▶ _The problem_:
Copy every line of the entries below word for word, in the same order.
◆ ◆ ◆ ◆ ◆
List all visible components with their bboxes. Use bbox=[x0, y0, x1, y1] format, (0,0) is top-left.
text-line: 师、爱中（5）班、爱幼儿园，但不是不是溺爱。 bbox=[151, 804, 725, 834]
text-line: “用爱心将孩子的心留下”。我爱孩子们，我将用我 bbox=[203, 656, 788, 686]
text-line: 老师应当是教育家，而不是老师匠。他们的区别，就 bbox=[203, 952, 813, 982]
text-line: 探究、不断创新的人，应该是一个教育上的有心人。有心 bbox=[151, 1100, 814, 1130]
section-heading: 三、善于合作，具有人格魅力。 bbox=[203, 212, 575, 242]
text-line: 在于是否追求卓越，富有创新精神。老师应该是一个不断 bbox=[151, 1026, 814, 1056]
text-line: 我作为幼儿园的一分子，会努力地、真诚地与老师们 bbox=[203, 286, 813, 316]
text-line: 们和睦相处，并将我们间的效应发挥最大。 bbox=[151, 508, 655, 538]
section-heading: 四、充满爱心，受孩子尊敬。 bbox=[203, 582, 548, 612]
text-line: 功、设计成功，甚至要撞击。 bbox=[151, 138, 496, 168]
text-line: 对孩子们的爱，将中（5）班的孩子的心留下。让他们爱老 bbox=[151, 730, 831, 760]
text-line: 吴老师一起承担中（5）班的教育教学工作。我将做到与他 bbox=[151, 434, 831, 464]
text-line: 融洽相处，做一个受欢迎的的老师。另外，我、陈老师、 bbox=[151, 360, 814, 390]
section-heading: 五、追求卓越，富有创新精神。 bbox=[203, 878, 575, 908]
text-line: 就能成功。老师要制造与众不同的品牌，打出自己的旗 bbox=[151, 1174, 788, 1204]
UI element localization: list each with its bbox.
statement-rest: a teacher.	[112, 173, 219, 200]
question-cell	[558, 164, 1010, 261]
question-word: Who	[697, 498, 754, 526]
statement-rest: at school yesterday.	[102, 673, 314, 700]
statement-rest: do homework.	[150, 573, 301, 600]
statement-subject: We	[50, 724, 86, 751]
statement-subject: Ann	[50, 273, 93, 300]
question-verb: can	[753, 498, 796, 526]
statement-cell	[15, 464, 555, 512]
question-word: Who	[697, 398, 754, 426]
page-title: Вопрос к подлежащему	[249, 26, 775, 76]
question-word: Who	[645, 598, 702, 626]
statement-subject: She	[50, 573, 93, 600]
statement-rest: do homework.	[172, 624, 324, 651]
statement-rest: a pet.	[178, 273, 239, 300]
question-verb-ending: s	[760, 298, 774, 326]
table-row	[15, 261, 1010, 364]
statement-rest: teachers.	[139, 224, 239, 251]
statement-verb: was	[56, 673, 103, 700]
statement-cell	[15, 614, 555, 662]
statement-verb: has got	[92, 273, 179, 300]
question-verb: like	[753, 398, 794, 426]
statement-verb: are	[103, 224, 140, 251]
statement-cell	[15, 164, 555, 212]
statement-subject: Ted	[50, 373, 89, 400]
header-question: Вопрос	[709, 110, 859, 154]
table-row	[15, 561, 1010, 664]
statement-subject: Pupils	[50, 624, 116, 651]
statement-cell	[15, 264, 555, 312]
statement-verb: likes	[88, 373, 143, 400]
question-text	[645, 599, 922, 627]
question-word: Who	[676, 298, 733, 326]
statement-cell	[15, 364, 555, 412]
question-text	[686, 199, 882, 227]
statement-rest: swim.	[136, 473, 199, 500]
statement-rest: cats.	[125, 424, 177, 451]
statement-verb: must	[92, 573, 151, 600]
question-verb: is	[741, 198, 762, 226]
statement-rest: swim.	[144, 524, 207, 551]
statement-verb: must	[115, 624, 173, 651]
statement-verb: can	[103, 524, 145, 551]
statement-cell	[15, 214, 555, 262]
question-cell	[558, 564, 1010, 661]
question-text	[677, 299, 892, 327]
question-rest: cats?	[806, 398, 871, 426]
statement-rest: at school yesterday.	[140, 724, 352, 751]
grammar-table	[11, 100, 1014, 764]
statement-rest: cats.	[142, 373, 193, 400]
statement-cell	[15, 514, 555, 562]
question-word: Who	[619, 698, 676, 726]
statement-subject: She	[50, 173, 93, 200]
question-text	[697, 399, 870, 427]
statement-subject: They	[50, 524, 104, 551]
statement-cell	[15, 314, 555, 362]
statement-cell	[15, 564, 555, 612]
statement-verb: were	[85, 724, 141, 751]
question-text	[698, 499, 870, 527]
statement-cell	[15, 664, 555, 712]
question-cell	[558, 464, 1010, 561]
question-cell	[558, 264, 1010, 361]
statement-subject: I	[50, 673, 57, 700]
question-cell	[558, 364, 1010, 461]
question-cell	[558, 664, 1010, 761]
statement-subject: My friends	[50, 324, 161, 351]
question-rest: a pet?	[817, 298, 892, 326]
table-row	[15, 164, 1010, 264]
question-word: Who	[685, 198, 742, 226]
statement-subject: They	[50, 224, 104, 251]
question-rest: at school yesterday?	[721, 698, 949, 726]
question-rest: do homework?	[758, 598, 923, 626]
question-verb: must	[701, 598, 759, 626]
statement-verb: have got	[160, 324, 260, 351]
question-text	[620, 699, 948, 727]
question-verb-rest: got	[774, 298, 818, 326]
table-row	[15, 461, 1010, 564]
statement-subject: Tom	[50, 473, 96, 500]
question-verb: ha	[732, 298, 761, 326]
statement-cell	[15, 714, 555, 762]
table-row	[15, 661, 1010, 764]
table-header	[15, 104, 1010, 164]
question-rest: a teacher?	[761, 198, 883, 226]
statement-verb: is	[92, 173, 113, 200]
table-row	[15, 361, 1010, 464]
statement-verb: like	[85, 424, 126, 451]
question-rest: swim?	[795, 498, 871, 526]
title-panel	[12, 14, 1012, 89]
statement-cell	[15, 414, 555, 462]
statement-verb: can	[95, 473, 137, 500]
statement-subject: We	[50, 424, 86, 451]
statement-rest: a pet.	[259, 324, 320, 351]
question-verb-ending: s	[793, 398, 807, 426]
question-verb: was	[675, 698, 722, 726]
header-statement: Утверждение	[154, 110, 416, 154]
◆ ◆ ◆ ◆ ◆
▶ _The answer_:
List all visible components with their bboxes. Use bbox=[x0, y0, x1, y1] format, (0,0) is top-left.
text-line: 师、爱中（5）班、爱幼儿园，但不是不是溺爱。 bbox=[151, 804, 725, 834]
text-line: “用爱心将孩子的心留下”。我爱孩子们，我将用我 bbox=[203, 656, 788, 686]
text-line: 老师应当是教育家，而不是老师匠。他们的区别，就 bbox=[203, 952, 813, 982]
text-line: 探究、不断创新的人，应该是一个教育上的有心人。有心 bbox=[151, 1100, 814, 1130]
section-heading: 三、善于合作，具有人格魅力。 bbox=[203, 212, 575, 242]
text-line: 在于是否追求卓越，富有创新精神。老师应该是一个不断 bbox=[151, 1026, 814, 1056]
text-line: 我作为幼儿园的一分子，会努力地、真诚地与老师们 bbox=[203, 286, 813, 316]
text-line: 们和睦相处，并将我们间的效应发挥最大。 bbox=[151, 508, 655, 538]
section-heading: 四、充满爱心，受孩子尊敬。 bbox=[203, 582, 548, 612]
text-line: 功、设计成功，甚至要撞击。 bbox=[151, 138, 496, 168]
text-line: 对孩子们的爱，将中（5）班的孩子的心留下。让他们爱老 bbox=[151, 730, 831, 760]
text-line: 吴老师一起承担中（5）班的教育教学工作。我将做到与他 bbox=[151, 434, 831, 464]
text-line: 融洽相处，做一个受欢迎的的老师。另外，我、陈老师、 bbox=[151, 360, 814, 390]
section-heading: 五、追求卓越，富有创新精神。 bbox=[203, 878, 575, 908]
text-line: 就能成功。老师要制造与众不同的品牌，打出自己的旗 bbox=[151, 1174, 788, 1204]
UI element localization: list each with its bbox.
statement-rest: a teacher.	[112, 173, 219, 200]
question-cell	[558, 164, 1010, 261]
question-word: Who	[697, 498, 754, 526]
statement-rest: at school yesterday.	[102, 673, 314, 700]
statement-rest: do homework.	[150, 573, 301, 600]
statement-subject: We	[50, 724, 86, 751]
statement-subject: Ann	[50, 273, 93, 300]
question-verb: can	[753, 498, 796, 526]
statement-cell	[15, 464, 555, 512]
question-word: Who	[697, 398, 754, 426]
page-title: Вопрос к подлежащему	[249, 26, 775, 76]
question-word: Who	[645, 598, 702, 626]
statement-subject: She	[50, 573, 93, 600]
statement-rest: do homework.	[172, 624, 324, 651]
statement-rest: a pet.	[178, 273, 239, 300]
question-verb-ending: s	[760, 298, 774, 326]
table-row	[15, 261, 1010, 364]
statement-rest: teachers.	[139, 224, 239, 251]
statement-verb: was	[56, 673, 103, 700]
statement-cell	[15, 614, 555, 662]
statement-verb: has got	[92, 273, 179, 300]
question-verb: like	[753, 398, 794, 426]
statement-verb: are	[103, 224, 140, 251]
statement-cell	[15, 164, 555, 212]
statement-subject: Ted	[50, 373, 89, 400]
header-question: Вопрос	[709, 110, 859, 154]
table-row	[15, 561, 1010, 664]
statement-subject: Pupils	[50, 624, 116, 651]
statement-cell	[15, 264, 555, 312]
statement-verb: likes	[88, 373, 143, 400]
question-text	[645, 599, 922, 627]
question-word: Who	[676, 298, 733, 326]
statement-cell	[15, 364, 555, 412]
question-text	[686, 199, 882, 227]
statement-rest: swim.	[136, 473, 199, 500]
statement-rest: cats.	[125, 424, 177, 451]
statement-verb: must	[92, 573, 151, 600]
question-verb: is	[741, 198, 762, 226]
statement-rest: swim.	[144, 524, 207, 551]
statement-verb: must	[115, 624, 173, 651]
statement-verb: can	[103, 524, 145, 551]
statement-cell	[15, 214, 555, 262]
question-cell	[558, 564, 1010, 661]
question-text	[677, 299, 892, 327]
question-rest: cats?	[806, 398, 871, 426]
statement-rest: at school yesterday.	[140, 724, 352, 751]
grammar-table	[11, 100, 1014, 764]
statement-rest: cats.	[142, 373, 193, 400]
statement-cell	[15, 514, 555, 562]
question-word: Who	[619, 698, 676, 726]
statement-subject: She	[50, 173, 93, 200]
question-text	[697, 399, 870, 427]
statement-subject: They	[50, 524, 104, 551]
statement-cell	[15, 314, 555, 362]
statement-cell	[15, 564, 555, 612]
statement-verb: were	[85, 724, 141, 751]
question-text	[698, 499, 870, 527]
statement-cell	[15, 664, 555, 712]
question-cell	[558, 464, 1010, 561]
question-cell	[558, 264, 1010, 361]
statement-subject: I	[50, 673, 57, 700]
question-cell	[558, 364, 1010, 461]
question-cell	[558, 664, 1010, 761]
statement-subject: My friends	[50, 324, 161, 351]
question-rest: a pet?	[817, 298, 892, 326]
table-row	[15, 164, 1010, 264]
question-word: Who	[685, 198, 742, 226]
statement-subject: They	[50, 224, 104, 251]
question-rest: at school yesterday?	[721, 698, 949, 726]
question-rest: do homework?	[758, 598, 923, 626]
question-verb: must	[701, 598, 759, 626]
statement-verb: have got	[160, 324, 260, 351]
question-text	[620, 699, 948, 727]
question-verb-rest: got	[774, 298, 818, 326]
table-row	[15, 461, 1010, 564]
statement-subject: Tom	[50, 473, 96, 500]
question-verb: ha	[732, 298, 761, 326]
statement-cell	[15, 714, 555, 762]
table-row	[15, 661, 1010, 764]
table-header	[15, 104, 1010, 164]
question-rest: a teacher?	[761, 198, 883, 226]
statement-verb: is	[92, 173, 113, 200]
table-row	[15, 361, 1010, 464]
statement-verb: like	[85, 424, 126, 451]
question-rest: swim?	[795, 498, 871, 526]
title-panel	[12, 14, 1012, 89]
statement-cell	[15, 414, 555, 462]
statement-verb: can	[95, 473, 137, 500]
statement-subject: We	[50, 424, 86, 451]
statement-rest: a pet.	[259, 324, 320, 351]
question-verb-ending: s	[793, 398, 807, 426]
question-verb: was	[675, 698, 722, 726]
header-statement: Утверждение	[154, 110, 416, 154]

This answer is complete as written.